- ACTION ITEM
Please find every line in the records below that contains the word "Remove", and copy it.

———

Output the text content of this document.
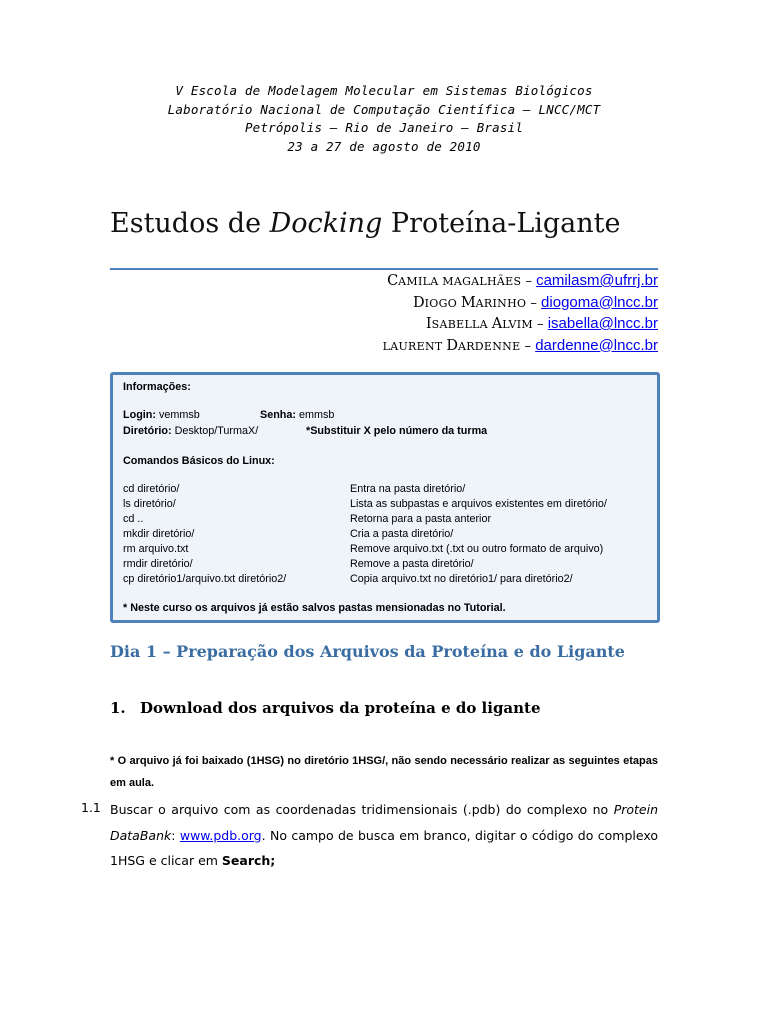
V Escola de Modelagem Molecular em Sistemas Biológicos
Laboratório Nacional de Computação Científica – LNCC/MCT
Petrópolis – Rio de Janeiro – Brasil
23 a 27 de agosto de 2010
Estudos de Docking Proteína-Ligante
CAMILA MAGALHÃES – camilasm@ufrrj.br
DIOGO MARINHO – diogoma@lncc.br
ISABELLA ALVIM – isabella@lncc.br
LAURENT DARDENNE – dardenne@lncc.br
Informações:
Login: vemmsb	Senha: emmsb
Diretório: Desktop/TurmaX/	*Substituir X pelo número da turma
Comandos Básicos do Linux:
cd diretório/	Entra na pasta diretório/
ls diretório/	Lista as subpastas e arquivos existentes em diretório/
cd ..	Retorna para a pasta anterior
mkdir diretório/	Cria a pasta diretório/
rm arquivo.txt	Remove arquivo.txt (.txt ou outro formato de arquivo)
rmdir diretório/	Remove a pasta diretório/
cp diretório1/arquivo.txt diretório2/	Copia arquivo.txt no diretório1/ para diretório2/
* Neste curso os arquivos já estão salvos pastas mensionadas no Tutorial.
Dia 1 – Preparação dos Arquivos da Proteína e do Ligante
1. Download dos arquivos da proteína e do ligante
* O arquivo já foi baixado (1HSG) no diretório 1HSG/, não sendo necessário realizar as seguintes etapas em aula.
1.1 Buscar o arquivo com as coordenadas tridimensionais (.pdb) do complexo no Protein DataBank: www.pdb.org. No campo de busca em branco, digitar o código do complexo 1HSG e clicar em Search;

———

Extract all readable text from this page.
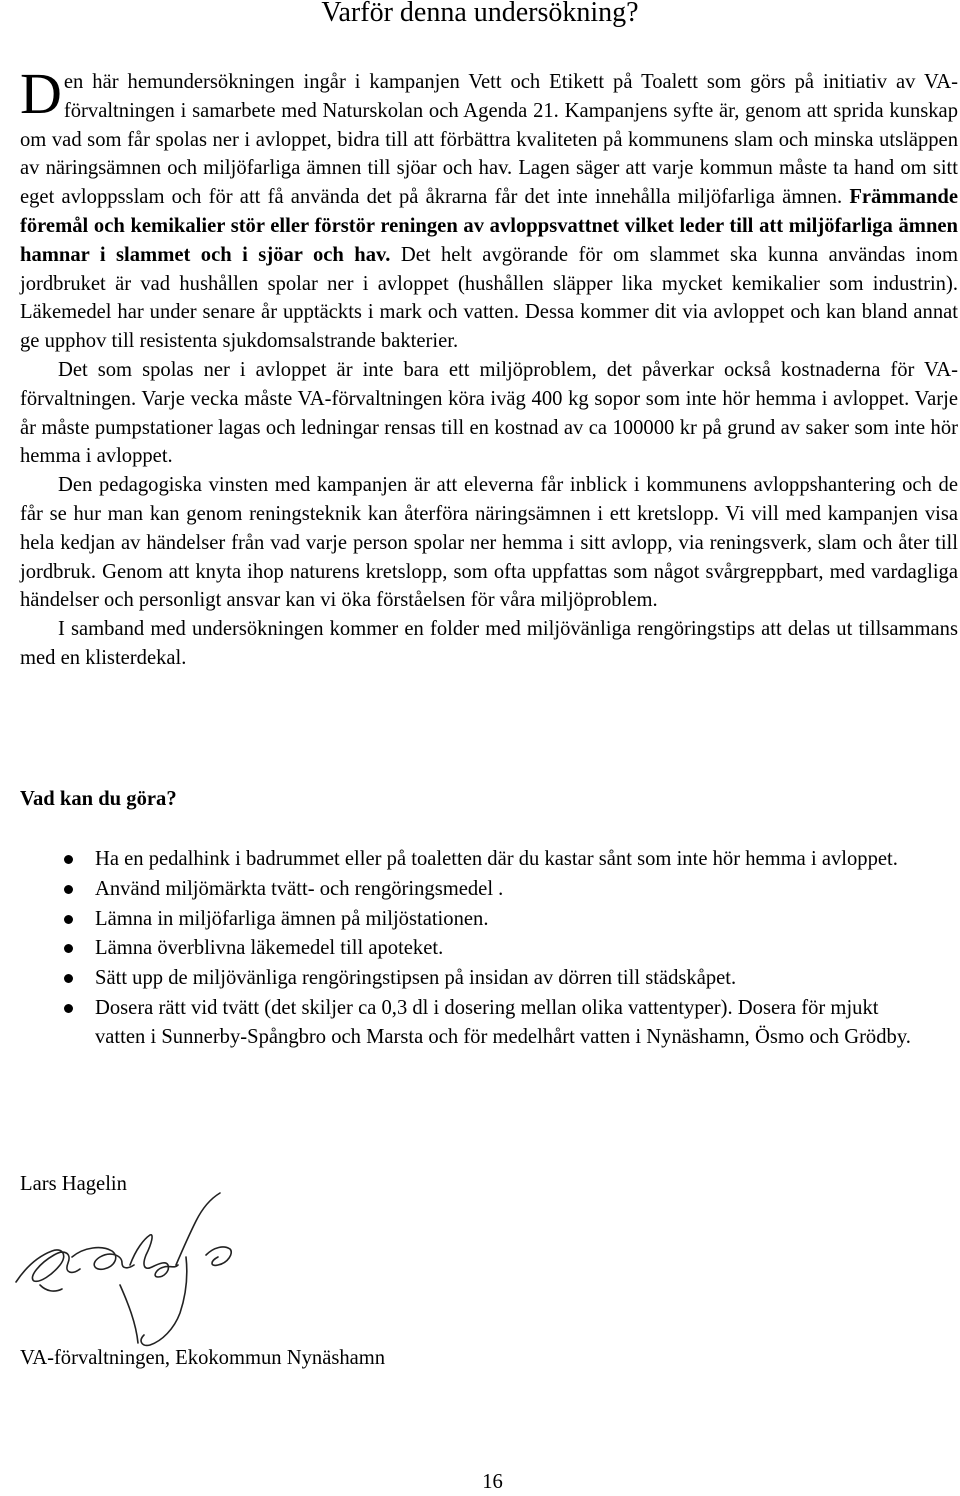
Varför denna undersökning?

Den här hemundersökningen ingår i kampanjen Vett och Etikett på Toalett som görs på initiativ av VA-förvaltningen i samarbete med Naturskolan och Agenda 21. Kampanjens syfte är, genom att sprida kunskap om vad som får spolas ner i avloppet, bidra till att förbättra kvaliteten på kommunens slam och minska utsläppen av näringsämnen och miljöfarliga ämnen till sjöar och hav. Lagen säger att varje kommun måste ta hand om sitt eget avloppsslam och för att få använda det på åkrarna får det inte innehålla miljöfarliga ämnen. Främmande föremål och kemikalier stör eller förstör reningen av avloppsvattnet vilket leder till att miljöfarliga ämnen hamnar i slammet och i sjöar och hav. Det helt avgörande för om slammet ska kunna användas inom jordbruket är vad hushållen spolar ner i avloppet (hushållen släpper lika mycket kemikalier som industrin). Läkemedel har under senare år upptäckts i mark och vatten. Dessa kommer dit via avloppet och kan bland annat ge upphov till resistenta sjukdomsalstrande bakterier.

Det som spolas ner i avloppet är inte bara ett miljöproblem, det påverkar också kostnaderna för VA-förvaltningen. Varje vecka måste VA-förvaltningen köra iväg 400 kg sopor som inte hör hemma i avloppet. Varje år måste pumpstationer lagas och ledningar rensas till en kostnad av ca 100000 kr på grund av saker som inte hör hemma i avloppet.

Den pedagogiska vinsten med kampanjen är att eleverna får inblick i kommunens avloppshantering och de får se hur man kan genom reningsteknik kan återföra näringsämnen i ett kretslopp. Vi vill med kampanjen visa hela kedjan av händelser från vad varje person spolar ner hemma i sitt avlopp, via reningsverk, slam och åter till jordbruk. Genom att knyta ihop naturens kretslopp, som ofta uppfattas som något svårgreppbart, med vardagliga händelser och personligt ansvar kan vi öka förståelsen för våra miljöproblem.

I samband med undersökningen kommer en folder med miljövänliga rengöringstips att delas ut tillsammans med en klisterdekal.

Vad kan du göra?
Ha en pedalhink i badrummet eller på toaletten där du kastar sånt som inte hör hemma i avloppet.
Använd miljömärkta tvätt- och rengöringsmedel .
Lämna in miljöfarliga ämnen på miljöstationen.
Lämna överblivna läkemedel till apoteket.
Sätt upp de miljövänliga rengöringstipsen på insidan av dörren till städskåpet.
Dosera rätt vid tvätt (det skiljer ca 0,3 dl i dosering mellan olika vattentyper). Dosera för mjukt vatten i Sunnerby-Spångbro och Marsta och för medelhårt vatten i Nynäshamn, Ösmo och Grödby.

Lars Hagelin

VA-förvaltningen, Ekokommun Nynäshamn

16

———

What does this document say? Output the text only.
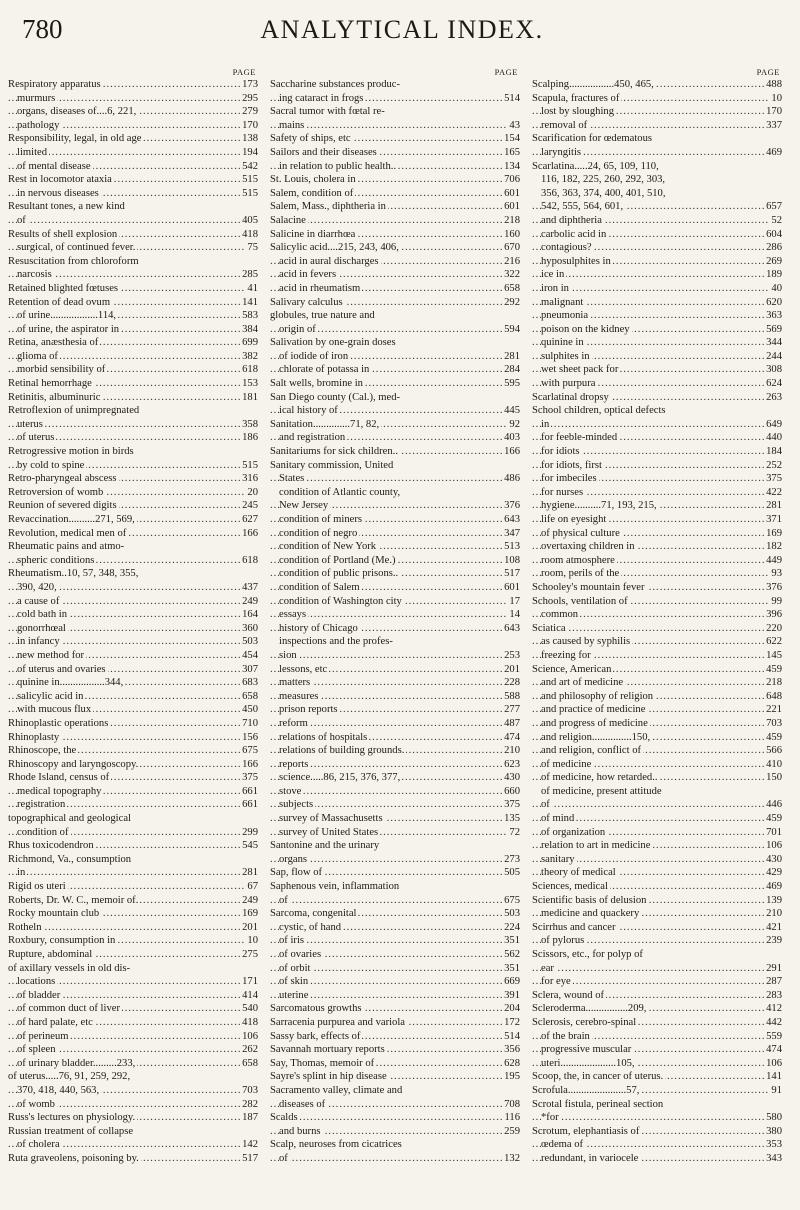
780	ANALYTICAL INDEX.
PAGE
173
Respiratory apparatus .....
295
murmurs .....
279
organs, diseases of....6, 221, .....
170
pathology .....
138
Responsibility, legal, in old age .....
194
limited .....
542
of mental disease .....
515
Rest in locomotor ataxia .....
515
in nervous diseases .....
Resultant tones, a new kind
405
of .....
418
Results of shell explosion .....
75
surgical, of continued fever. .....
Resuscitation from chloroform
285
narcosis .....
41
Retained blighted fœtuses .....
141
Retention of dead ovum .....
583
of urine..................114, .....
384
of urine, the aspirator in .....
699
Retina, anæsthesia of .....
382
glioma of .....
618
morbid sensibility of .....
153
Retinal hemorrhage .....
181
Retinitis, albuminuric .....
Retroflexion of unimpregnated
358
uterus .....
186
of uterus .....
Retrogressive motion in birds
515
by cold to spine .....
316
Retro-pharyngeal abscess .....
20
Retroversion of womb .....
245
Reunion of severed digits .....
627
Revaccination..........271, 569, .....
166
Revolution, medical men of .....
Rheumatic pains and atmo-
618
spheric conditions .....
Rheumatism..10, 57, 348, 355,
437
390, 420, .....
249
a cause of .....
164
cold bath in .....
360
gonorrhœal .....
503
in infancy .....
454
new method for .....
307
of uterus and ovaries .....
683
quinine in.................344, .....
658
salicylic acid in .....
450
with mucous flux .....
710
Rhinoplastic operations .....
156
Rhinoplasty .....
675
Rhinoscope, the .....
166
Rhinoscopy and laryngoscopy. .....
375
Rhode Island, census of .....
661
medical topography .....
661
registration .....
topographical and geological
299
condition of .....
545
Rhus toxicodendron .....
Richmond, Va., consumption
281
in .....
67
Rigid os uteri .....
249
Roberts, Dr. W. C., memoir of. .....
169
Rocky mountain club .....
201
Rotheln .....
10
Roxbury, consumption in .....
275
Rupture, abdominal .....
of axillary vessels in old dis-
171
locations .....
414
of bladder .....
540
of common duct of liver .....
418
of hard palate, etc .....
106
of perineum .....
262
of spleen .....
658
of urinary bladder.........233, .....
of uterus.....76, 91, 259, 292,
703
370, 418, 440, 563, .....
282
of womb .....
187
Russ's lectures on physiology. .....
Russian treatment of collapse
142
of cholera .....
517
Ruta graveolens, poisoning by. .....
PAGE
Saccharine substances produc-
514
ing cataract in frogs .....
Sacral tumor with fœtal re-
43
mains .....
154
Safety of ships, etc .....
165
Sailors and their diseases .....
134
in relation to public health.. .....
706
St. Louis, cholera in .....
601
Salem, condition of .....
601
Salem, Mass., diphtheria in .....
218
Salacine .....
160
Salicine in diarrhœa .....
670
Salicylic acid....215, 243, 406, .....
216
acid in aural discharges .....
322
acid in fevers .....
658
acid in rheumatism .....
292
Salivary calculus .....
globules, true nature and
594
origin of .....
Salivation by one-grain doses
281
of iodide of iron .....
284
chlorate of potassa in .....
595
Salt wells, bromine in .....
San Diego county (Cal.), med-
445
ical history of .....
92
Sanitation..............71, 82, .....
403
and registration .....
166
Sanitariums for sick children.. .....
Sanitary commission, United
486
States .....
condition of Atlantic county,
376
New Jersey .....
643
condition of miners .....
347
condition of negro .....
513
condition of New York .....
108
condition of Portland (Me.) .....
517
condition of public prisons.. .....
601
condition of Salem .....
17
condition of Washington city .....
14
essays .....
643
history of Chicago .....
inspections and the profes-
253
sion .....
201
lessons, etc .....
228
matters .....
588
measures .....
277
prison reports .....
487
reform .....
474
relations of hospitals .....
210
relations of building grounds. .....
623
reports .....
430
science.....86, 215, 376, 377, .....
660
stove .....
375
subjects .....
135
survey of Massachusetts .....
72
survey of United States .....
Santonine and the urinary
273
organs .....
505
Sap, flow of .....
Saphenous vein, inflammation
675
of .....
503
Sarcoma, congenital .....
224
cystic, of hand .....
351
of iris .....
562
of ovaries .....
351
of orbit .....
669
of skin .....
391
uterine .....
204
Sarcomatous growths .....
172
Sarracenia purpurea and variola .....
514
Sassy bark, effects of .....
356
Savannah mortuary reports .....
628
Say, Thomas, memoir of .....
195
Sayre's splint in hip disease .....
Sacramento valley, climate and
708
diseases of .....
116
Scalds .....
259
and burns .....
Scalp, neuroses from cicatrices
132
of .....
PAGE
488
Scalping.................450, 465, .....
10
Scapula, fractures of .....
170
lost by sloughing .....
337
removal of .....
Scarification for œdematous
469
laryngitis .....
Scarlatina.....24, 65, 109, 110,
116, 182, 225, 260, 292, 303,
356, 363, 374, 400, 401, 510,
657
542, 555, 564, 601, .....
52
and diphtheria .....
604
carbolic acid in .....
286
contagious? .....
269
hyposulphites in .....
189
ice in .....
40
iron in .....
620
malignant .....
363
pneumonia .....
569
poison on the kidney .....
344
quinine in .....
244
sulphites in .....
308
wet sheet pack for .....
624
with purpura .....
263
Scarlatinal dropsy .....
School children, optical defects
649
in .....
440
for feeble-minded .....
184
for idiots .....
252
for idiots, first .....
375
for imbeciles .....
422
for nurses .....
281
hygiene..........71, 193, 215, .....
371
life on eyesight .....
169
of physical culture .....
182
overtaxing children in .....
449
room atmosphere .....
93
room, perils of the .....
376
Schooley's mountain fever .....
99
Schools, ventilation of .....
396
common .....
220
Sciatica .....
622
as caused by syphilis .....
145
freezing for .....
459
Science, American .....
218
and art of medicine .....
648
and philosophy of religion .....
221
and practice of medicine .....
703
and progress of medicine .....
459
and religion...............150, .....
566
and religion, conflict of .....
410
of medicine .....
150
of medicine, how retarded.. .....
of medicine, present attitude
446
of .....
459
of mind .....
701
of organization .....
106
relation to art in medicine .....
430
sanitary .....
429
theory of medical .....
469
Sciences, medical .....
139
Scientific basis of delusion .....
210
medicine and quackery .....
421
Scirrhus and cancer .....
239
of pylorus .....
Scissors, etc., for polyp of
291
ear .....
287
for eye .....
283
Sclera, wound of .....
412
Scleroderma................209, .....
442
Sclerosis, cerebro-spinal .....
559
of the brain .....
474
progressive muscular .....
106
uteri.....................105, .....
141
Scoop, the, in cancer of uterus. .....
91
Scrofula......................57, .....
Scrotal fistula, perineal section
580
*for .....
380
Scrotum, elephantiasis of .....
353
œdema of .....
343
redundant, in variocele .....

———

- YOUR SOLUTION
rm arquivo.txt	Remove arquivo.txt (.txt ou outro formato de arquivo)
rmdir diretório/	Remove a pasta diretório/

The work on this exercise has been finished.